■ GIVEN PASSAGE:
◇ ◇ ◇

From 1925 to 1967, Druid Ridge Cemetery was home to a creepy and mysterious statue, named Black Aggie. She is so named because of her dark color and the name “Agnus” carved into the pedestal on which Aggie sat.
What’s the story?
There are many legends surrounding Black Aggie. During her time at Druid Ridge Cemetery, it was said that anyone who spent the night in Black Aggie’s lap would be haunted by the ghosts of those buried in that plot. There is another story that claims that those buried in Druid Ridge Cemetery would annually congregate at the Black Aggie statue.
Legend says that no grass would grow on the ground where the statue’s shadow would lie during the day and that Aggie would come alive during the night. Many have claimed to see the statue moving around the graveyard. Others have claimed that her eyes glow red at the stoke of midnight.
Many believe that Aggie was a real person. It is said that she was a nurse at the turn of the century. She was very well liked, but her patients always died under her watch. Suspicion grew and she was eventually lynched for murder. The day after her death, it is said that she was found to be innocent and the Black Aggie statue was commissioned in her memory. However, Aggie’s vengeful spirit remained attached to the statue, haunting it to this day.
What’s the history?
The history behind Black Aggie begins in 1885, with the death of Marian “Clover” Adams. Distraught, Clover’s husband Henry (grandson of President John Quincy Adams) commissioned an elaborate monument for her grave site. Augustus St. Gaudens sculpted Grief, which was placed in the Rock Creek Cemetery in Washington in 1891.
In the early 1900s, Eduard L.A. Pausch created an unauthorized copy of the original monument. General Felix Agnus purchased this copy in 1905 and placed it on his family’s cemetery plot shortly after. It was not until General Agnus died in 1925, however, that the legends surrounding the statue would surface.

◇ ◇ ◇

■ TO DO:
**A)** In the Black Aggie text, who bought the unauthorized copy of the monument, and in what year?
**B)** Copy the Black Aggie text word for word, starting with "There are many" and going on through "Black Aggie statue.".
**C)** Can you summarize the Black Aggie text in two sentences?

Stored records
◇ ◇ ◇

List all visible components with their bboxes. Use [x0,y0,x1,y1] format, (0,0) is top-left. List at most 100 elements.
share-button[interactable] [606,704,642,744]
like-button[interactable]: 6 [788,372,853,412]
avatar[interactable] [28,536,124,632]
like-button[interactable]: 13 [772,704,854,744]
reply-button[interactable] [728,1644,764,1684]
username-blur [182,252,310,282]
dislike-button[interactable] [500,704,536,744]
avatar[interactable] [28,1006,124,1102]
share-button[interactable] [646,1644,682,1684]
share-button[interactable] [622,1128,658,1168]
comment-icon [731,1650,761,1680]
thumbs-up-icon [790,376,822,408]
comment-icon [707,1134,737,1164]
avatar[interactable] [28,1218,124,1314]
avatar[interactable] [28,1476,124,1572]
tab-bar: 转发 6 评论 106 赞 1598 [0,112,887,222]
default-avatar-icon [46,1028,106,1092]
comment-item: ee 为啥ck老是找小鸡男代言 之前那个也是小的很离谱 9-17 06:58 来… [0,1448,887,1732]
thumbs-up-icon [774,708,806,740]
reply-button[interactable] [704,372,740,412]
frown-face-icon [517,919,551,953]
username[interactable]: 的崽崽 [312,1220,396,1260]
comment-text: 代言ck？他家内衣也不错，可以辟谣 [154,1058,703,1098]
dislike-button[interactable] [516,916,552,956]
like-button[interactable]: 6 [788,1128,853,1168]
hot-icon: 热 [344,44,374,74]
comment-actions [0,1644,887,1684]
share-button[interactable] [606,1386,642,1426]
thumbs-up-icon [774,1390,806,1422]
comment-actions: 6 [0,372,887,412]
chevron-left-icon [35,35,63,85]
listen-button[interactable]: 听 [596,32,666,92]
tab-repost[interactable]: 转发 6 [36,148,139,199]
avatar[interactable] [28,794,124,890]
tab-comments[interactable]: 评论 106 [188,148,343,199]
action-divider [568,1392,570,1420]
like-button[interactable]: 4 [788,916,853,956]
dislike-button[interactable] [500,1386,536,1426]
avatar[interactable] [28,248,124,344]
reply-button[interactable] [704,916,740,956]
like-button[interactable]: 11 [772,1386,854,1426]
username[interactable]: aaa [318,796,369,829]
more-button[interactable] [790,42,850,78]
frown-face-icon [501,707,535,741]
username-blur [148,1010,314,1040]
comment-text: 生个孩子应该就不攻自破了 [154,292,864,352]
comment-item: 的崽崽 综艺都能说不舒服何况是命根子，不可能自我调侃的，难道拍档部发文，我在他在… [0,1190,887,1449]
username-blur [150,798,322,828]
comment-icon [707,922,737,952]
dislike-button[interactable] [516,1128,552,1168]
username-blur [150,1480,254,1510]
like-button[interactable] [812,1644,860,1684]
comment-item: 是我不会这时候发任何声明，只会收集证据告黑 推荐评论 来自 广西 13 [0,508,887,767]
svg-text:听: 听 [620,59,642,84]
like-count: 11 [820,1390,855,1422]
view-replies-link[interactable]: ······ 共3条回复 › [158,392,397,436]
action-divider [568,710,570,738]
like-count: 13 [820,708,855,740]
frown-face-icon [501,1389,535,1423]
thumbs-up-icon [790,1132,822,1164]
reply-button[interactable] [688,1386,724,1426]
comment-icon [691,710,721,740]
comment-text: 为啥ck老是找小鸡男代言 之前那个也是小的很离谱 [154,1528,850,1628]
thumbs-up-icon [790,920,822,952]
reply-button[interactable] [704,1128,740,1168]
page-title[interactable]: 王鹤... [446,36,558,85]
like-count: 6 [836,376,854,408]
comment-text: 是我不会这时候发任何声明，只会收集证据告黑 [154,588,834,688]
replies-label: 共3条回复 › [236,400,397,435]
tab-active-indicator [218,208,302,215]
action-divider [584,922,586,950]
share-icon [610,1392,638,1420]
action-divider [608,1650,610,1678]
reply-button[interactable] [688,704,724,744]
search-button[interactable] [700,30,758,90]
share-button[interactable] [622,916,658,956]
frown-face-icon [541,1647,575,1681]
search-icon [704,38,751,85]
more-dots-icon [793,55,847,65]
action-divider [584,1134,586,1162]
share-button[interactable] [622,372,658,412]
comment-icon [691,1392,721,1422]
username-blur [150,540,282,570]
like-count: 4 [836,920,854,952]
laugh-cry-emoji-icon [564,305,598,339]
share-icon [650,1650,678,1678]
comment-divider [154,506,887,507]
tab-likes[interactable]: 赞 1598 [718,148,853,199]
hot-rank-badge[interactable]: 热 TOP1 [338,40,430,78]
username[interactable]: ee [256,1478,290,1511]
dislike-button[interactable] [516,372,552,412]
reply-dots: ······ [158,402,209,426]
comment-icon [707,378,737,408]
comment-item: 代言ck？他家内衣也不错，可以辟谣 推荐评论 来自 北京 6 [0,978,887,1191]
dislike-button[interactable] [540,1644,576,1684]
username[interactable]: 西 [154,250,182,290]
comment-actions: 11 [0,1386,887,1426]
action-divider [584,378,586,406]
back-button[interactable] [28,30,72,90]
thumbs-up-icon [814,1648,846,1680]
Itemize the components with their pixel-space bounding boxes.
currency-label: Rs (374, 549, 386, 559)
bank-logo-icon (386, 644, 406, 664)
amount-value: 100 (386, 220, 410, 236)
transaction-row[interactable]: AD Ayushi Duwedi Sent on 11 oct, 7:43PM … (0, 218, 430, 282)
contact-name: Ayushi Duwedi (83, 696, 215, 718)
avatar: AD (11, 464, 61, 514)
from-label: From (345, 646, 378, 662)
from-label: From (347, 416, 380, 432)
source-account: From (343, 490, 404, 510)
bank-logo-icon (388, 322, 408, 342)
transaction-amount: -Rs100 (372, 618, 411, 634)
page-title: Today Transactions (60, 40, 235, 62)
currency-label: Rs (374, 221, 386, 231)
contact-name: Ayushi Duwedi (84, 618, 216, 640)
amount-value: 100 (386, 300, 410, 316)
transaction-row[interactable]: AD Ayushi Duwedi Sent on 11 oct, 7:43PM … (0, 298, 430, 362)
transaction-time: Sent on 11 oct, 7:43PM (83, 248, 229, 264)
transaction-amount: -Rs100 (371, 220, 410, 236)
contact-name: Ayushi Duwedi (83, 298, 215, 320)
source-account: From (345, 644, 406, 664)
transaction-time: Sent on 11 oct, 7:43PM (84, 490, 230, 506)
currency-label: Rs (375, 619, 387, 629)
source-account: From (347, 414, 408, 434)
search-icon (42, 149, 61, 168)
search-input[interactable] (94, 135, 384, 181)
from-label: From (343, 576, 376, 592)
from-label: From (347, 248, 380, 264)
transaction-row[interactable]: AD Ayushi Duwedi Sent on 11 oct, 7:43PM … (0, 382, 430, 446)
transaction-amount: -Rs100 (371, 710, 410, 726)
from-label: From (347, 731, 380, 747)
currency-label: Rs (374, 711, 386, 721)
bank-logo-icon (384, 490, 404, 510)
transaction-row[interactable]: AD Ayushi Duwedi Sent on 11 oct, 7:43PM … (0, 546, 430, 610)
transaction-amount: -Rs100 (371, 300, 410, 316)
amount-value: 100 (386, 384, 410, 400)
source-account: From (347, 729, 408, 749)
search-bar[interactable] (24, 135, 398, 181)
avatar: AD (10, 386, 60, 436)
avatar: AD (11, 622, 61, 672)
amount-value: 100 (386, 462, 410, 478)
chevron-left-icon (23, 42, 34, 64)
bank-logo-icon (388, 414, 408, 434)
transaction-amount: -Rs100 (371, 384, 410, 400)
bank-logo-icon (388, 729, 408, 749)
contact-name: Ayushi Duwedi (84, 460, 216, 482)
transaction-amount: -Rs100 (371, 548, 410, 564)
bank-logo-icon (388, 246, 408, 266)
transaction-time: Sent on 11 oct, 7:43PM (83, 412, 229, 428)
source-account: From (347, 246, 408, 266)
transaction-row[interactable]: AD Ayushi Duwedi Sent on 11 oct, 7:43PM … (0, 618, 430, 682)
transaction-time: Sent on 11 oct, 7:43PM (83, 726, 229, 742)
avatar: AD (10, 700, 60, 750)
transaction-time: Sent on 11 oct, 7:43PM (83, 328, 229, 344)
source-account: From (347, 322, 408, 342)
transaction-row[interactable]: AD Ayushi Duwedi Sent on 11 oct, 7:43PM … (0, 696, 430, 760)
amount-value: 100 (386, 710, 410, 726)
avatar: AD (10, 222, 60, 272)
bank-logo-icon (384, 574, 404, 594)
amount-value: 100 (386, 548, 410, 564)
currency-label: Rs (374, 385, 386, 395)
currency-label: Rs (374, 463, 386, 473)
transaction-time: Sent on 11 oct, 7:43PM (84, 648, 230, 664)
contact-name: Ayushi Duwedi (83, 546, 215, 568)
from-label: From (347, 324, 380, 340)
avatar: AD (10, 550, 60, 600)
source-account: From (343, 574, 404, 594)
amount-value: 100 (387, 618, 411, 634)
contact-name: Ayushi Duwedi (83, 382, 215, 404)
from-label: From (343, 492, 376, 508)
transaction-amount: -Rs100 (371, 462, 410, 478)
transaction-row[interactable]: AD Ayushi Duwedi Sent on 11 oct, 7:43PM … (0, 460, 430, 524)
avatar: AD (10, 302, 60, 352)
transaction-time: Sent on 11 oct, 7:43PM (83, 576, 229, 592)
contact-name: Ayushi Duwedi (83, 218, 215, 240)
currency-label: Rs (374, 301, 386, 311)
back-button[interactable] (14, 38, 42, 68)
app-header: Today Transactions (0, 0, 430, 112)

◇ ◇ ◇

■ RESPONSES IN ORDER:
**A)** General Felix Agnus bought it in 1905.

**B)**
There are many legends surrounding Black Aggie. During her time at Druid Ridge Cemetery, it was said that anyone who spent the night in Black Aggie’s lap would be haunted by the ghosts of those buried in that plot. There is another story that claims that those buried in Druid Ridge Cemetery would annually congregate at the Black Aggie statue.

**C)** From 1925 to 1967, Druid Ridge Cemetery held a dark statue called Black Aggie, surrounded by legends of hauntings, of the statue moving at night, and of a nurse wrongly lynched whose spirit haunts it. Historically, it was an unauthorized copy by Eduard L.A. Pausch of Grief, the monument Augustus St. Gaudens sculpted for Clover Adams's grave, and General Felix Agnus bought it in 1905 and placed it on his family's plot.